• [What needs to be done] Quote exactly, and only, the lines from the one with "Convert this document image to plain text." through the end of the listing.

• [Extracted data]
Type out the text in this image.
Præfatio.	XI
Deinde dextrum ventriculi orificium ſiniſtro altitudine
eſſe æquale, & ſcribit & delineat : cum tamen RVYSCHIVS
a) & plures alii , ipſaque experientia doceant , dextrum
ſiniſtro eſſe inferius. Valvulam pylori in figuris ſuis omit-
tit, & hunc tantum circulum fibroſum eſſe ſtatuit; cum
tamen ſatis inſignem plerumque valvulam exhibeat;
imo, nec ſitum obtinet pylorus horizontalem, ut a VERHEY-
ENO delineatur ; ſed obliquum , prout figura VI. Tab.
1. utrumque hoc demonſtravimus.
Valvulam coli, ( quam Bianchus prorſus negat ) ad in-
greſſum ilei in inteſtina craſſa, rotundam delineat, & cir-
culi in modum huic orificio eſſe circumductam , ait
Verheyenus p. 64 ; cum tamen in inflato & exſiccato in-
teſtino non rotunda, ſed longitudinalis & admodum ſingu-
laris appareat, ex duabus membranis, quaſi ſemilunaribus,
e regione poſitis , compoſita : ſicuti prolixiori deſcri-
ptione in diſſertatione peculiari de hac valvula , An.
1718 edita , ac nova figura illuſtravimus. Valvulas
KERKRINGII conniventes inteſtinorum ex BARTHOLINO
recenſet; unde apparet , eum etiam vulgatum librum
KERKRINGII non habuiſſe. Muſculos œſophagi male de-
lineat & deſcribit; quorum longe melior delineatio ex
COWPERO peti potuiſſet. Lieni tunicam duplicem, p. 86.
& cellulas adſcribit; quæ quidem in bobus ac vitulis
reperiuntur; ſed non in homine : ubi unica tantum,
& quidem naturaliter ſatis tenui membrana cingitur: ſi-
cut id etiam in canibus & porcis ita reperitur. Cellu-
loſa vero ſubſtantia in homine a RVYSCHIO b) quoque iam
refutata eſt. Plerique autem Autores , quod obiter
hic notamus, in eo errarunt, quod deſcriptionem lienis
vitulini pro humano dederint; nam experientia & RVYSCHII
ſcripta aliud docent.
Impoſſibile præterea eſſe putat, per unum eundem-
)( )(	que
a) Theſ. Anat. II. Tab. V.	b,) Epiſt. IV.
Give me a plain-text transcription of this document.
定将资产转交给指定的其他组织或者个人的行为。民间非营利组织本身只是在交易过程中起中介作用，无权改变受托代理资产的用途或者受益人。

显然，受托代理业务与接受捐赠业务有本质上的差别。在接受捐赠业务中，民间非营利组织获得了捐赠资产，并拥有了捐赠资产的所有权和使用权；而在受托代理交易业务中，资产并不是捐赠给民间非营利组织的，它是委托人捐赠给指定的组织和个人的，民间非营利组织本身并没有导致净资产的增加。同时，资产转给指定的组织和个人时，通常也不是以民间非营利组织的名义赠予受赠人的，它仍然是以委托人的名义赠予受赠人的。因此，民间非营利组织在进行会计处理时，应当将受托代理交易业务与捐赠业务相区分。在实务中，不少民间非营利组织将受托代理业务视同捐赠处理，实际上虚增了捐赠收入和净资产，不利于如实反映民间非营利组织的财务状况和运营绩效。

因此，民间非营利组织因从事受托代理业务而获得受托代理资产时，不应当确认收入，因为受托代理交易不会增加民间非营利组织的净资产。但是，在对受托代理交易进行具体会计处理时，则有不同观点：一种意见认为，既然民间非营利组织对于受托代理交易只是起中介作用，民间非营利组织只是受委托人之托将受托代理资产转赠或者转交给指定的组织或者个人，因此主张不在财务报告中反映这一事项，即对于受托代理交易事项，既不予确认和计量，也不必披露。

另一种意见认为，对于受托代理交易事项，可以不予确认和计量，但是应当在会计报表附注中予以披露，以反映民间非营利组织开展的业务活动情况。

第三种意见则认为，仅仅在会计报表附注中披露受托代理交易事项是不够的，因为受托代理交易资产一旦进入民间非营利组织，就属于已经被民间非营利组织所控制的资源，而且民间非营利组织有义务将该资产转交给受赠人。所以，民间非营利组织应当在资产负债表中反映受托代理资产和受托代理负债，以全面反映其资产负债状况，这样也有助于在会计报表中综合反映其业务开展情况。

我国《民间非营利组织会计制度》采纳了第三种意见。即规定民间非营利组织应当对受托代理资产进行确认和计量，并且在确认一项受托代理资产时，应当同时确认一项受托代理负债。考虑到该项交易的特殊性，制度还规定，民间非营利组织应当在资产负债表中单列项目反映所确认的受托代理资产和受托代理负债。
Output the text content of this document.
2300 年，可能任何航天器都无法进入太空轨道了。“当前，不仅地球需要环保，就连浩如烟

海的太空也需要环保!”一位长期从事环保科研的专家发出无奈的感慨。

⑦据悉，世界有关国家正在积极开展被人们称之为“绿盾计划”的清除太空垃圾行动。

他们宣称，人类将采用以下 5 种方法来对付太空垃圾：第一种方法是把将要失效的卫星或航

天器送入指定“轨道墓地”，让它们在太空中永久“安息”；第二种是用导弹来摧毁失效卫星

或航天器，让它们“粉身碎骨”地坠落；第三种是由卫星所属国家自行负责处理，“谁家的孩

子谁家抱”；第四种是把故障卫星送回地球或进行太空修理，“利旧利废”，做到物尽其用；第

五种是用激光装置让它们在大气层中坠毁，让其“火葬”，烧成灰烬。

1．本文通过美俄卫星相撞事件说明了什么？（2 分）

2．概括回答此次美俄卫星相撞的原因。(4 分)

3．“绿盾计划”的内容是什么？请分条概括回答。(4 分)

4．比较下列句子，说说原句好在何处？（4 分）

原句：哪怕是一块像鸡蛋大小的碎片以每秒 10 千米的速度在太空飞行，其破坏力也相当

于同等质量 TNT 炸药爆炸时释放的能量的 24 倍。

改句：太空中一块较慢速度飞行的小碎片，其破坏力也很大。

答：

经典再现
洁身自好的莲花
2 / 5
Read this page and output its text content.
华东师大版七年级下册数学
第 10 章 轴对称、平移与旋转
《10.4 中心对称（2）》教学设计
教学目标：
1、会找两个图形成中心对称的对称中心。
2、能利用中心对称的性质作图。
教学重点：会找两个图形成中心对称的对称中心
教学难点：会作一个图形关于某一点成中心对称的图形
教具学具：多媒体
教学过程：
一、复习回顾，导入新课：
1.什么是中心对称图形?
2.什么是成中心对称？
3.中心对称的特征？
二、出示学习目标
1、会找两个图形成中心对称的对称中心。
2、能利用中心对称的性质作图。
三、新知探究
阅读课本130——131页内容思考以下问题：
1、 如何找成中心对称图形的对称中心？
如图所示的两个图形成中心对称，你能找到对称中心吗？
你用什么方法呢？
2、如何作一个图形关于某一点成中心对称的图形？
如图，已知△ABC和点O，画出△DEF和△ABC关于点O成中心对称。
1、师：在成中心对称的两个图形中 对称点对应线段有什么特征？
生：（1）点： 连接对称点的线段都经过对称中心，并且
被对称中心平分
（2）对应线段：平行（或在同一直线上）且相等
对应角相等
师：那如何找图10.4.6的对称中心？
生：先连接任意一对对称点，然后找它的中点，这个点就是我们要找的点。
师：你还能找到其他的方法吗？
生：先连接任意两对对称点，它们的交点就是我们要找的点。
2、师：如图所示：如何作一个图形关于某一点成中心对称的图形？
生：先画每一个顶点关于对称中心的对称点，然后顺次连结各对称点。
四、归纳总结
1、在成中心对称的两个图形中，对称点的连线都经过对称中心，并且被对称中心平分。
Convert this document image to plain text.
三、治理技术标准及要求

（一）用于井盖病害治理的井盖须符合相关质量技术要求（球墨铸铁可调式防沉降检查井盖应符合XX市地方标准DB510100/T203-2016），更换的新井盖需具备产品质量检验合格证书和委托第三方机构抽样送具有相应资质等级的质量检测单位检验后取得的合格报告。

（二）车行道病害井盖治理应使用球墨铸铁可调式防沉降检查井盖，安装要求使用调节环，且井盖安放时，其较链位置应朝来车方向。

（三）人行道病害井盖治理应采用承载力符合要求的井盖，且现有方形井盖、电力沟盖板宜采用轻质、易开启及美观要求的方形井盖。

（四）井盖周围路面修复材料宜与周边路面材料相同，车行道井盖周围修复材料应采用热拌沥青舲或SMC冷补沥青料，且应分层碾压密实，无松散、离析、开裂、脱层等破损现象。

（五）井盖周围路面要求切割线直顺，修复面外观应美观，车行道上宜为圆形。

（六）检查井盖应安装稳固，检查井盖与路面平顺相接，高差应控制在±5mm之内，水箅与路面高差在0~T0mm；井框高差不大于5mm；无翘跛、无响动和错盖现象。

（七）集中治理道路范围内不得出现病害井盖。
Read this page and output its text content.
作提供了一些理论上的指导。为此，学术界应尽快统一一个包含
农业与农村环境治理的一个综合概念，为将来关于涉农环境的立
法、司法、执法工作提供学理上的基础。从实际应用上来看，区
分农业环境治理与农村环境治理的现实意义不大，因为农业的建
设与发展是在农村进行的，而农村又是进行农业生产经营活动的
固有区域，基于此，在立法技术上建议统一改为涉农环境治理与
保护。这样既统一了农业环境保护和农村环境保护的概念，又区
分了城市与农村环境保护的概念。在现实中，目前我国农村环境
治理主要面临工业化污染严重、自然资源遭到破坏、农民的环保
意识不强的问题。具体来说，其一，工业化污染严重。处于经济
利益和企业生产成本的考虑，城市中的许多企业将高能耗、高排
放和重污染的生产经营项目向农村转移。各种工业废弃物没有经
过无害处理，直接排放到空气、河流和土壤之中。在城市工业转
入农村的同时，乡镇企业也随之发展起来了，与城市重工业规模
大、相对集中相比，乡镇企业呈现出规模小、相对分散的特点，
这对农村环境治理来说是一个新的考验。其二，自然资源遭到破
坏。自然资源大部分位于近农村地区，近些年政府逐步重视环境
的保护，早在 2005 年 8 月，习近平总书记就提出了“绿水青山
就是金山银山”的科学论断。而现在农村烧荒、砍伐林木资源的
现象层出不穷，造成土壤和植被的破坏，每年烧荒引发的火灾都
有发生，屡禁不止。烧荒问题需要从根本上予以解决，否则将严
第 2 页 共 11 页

• [Complete output]
Convert this document image to plain text.
三、治理技术标准及要求

（一）用于井盖病害治理的井盖须符合相关质量技术要求（球墨铸铁可调式防沉降检查井盖应符合XX市地方标准DB510100/T203-2016），更换的新井盖需具备产品质量检验合格证书和委托第三方机构抽样送具有相应资质等级的质量检测单位检验后取得的合格报告。

（二）车行道病害井盖治理应使用球墨铸铁可调式防沉降检查井盖，安装要求使用调节环，且井盖安放时，其较链位置应朝来车方向。

（三）人行道病害井盖治理应采用承载力符合要求的井盖，且现有方形井盖、电力沟盖板宜采用轻质、易开启及美观要求的方形井盖。

（四）井盖周围路面修复材料宜与周边路面材料相同，车行道井盖周围修复材料应采用热拌沥青舲或SMC冷补沥青料，且应分层碾压密实，无松散、离析、开裂、脱层等破损现象。

（五）井盖周围路面要求切割线直顺，修复面外观应美观，车行道上宜为圆形。

（六）检查井盖应安装稳固，检查井盖与路面平顺相接，高差应控制在±5mm之内，水箅与路面高差在0~T0mm；井框高差不大于5mm；无翘跛、无响动和错盖现象。

（七）集中治理道路范围内不得出现病害井盖。
Read this page and output its text content.
作提供了一些理论上的指导。为此，学术界应尽快统一一个包含
农业与农村环境治理的一个综合概念，为将来关于涉农环境的立
法、司法、执法工作提供学理上的基础。从实际应用上来看，区
分农业环境治理与农村环境治理的现实意义不大，因为农业的建
设与发展是在农村进行的，而农村又是进行农业生产经营活动的
固有区域，基于此，在立法技术上建议统一改为涉农环境治理与
保护。这样既统一了农业环境保护和农村环境保护的概念，又区
分了城市与农村环境保护的概念。在现实中，目前我国农村环境
治理主要面临工业化污染严重、自然资源遭到破坏、农民的环保
意识不强的问题。具体来说，其一，工业化污染严重。处于经济
利益和企业生产成本的考虑，城市中的许多企业将高能耗、高排
放和重污染的生产经营项目向农村转移。各种工业废弃物没有经
过无害处理，直接排放到空气、河流和土壤之中。在城市工业转
入农村的同时，乡镇企业也随之发展起来了，与城市重工业规模
大、相对集中相比，乡镇企业呈现出规模小、相对分散的特点，
这对农村环境治理来说是一个新的考验。其二，自然资源遭到破
坏。自然资源大部分位于近农村地区，近些年政府逐步重视环境
的保护，早在 2005 年 8 月，习近平总书记就提出了“绿水青山
就是金山银山”的科学论断。而现在农村烧荒、砍伐林木资源的
现象层出不穷，造成土壤和植被的破坏，每年烧荒引发的火灾都
有发生，屡禁不止。烧荒问题需要从根本上予以解决，否则将严
第 2 页 共 11 页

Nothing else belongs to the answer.